- THE REQUEST
In the contributor note, reproduce the passage starting with "Notes on Contributors" and going on through "art and architecture." word for word.

Notes on Contributors

Oliver Kik

is an art historical researcher at the Royal Institute for Cultural Heritage in Brussels (KIK-IRPA), where he specializes in sixteenth-century visual culture in the Habsburg Low Countries. He studied art history at the universities of Ghent and Utrecht. In his dissertation, defended at the universities of Leuven and Utrecht, he focused on the role of Netherlandish visual artists in the architectural design practice during the first half of the sixteenth century. Some of his research interests are Netherlandish humanist culture, early modern print production, architectural and ornamental language, and cross-media collaborations. He is a member of the Royal Academy of Archaeology of Belgium and has contributed to several exhibition catalogues and edited volumes on early modern Netherlandish art and architecture.

- RECORD LIST
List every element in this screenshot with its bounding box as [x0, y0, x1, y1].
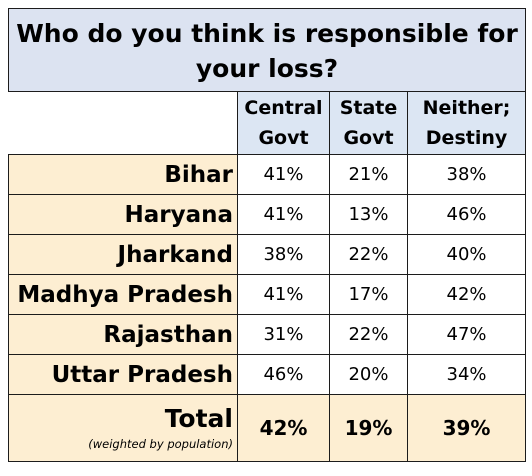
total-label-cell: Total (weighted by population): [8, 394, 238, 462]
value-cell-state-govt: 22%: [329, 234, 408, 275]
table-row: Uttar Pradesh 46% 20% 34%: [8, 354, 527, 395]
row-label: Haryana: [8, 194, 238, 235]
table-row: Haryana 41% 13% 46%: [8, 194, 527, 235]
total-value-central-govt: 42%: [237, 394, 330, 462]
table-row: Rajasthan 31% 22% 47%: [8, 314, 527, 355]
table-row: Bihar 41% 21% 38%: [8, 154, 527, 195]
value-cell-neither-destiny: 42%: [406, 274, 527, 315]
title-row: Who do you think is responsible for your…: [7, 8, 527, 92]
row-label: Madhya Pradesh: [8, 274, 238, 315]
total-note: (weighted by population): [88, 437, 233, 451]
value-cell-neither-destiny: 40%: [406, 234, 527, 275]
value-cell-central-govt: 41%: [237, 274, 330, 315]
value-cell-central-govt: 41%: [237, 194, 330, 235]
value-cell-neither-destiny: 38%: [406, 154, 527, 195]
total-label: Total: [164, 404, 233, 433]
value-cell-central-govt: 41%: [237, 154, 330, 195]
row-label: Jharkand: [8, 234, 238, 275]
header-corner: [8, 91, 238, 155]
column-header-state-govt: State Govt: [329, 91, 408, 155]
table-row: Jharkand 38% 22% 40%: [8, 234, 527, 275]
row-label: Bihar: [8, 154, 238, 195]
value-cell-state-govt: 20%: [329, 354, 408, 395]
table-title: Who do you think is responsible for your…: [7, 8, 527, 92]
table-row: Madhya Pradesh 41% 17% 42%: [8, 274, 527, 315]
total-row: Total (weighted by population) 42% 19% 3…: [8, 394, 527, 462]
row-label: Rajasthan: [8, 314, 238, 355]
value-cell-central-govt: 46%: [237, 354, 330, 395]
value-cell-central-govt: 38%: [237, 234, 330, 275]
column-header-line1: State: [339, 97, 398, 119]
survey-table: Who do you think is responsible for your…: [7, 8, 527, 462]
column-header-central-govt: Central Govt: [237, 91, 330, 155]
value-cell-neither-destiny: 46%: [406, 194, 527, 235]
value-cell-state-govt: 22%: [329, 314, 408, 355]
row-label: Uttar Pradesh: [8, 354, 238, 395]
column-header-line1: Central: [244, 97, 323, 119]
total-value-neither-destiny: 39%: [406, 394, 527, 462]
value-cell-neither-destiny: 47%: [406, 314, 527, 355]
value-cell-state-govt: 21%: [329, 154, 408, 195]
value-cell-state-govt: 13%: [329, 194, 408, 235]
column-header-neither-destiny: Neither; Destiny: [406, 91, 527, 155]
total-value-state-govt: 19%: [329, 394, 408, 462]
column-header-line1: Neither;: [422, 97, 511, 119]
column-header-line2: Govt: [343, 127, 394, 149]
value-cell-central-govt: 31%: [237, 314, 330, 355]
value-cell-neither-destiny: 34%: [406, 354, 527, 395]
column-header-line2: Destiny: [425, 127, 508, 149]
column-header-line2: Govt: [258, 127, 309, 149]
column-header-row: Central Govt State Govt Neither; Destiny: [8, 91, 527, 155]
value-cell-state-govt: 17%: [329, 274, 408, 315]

...

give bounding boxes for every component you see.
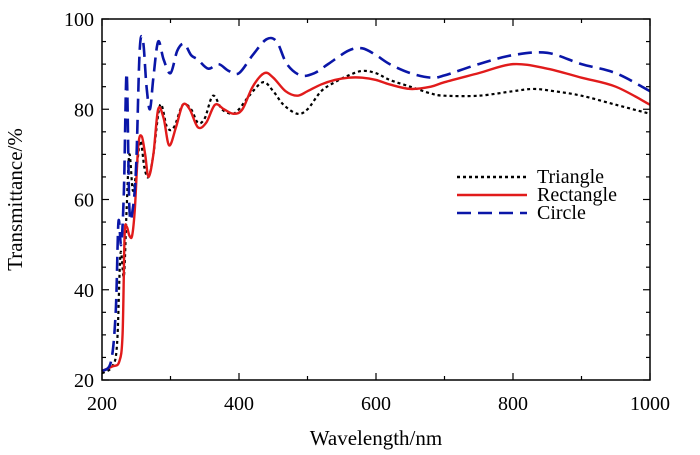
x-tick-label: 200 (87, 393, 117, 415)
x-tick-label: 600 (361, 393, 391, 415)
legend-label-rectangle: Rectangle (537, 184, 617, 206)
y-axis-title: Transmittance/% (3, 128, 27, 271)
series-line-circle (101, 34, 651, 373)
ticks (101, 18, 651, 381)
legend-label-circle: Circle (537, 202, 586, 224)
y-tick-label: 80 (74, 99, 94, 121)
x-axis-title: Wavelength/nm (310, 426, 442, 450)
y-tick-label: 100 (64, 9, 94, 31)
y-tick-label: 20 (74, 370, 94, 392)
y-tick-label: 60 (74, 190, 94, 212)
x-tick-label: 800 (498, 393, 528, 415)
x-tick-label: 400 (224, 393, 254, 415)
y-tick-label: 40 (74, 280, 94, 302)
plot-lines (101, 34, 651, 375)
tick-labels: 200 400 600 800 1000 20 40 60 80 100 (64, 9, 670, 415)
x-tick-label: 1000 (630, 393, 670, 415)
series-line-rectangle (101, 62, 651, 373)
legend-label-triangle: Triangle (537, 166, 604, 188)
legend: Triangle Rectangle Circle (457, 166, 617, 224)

- REPLY
Notes on Contributors

Oliver Kik

is an art historical researcher at the Royal Institute for Cultural Heritage in Brussels (KIK-IRPA), where he specializes in sixteenth-century visual culture in the Habsburg Low Countries. He studied art history at the universities of Ghent and Utrecht. In his dissertation, defended at the universities of Leuven and Utrecht, he focused on the role of Netherlandish visual artists in the architectural design practice during the first half of the sixteenth century. Some of his research interests are Netherlandish humanist culture, early modern print production, architectural and ornamental language, and cross-media collaborations. He is a member of the Royal Academy of Archaeology of Belgium and has contributed to several exhibition catalogues and edited volumes on early modern Netherlandish art and architecture.